Exercise requirements:
Each line in the entries below that holds the string "young" is to be listed.

(Stored entries)

----

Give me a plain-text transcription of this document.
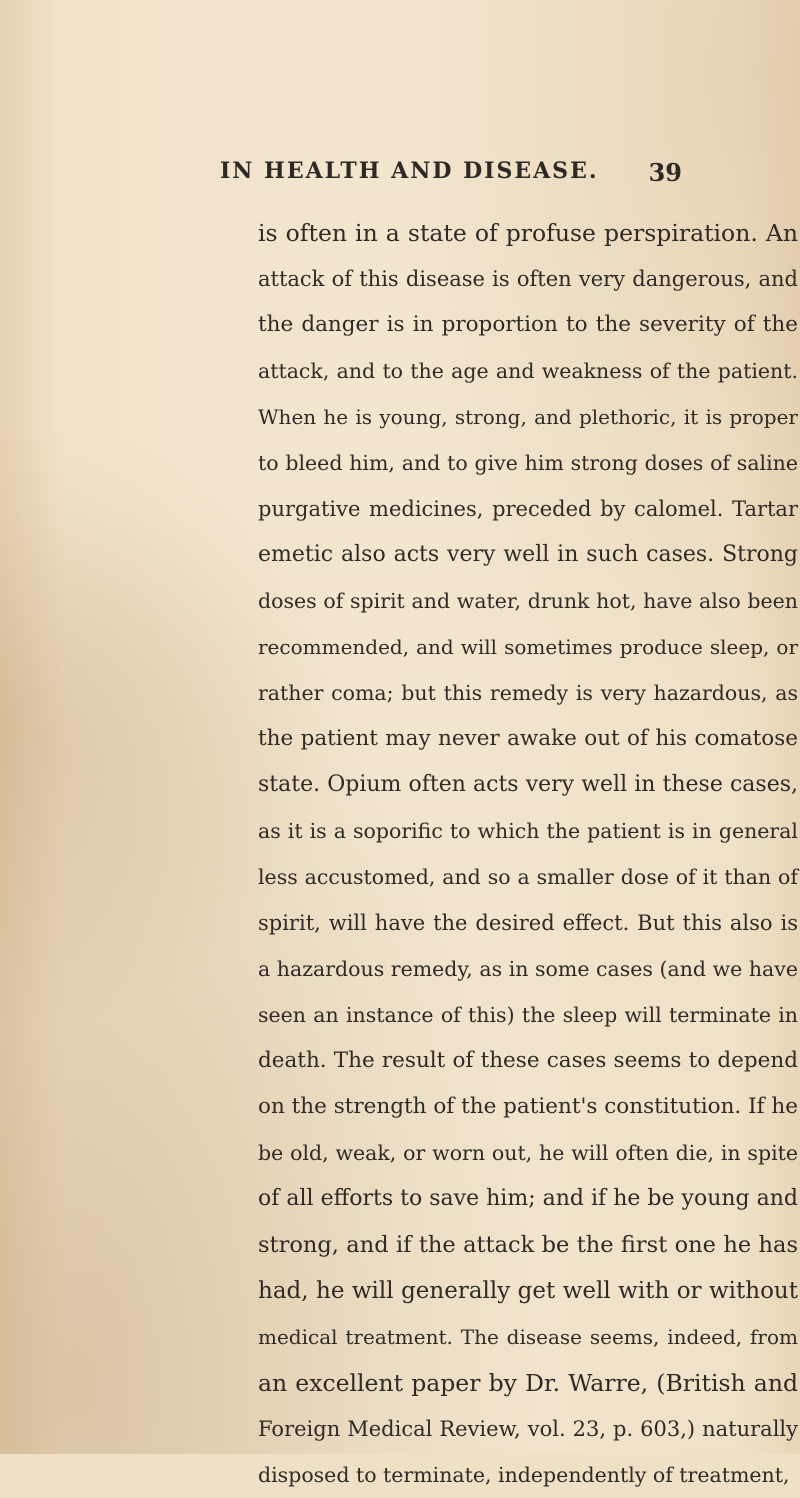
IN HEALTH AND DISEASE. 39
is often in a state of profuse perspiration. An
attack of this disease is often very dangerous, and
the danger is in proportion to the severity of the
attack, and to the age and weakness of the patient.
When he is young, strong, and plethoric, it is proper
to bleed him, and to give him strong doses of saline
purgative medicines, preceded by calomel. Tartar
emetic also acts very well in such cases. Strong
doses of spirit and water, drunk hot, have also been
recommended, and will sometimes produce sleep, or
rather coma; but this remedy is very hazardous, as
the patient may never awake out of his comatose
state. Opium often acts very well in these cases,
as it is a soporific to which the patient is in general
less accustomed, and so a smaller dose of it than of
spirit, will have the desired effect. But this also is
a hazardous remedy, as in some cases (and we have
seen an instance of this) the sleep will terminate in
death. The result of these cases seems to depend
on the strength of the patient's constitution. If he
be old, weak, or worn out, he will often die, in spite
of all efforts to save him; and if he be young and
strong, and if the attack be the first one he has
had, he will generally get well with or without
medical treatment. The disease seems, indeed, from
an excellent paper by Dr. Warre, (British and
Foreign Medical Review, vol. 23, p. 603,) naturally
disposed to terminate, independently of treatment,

----

Answer for this exercise:
When he is young, strong, and plethoric, it is proper
of all efforts to save him; and if he be young and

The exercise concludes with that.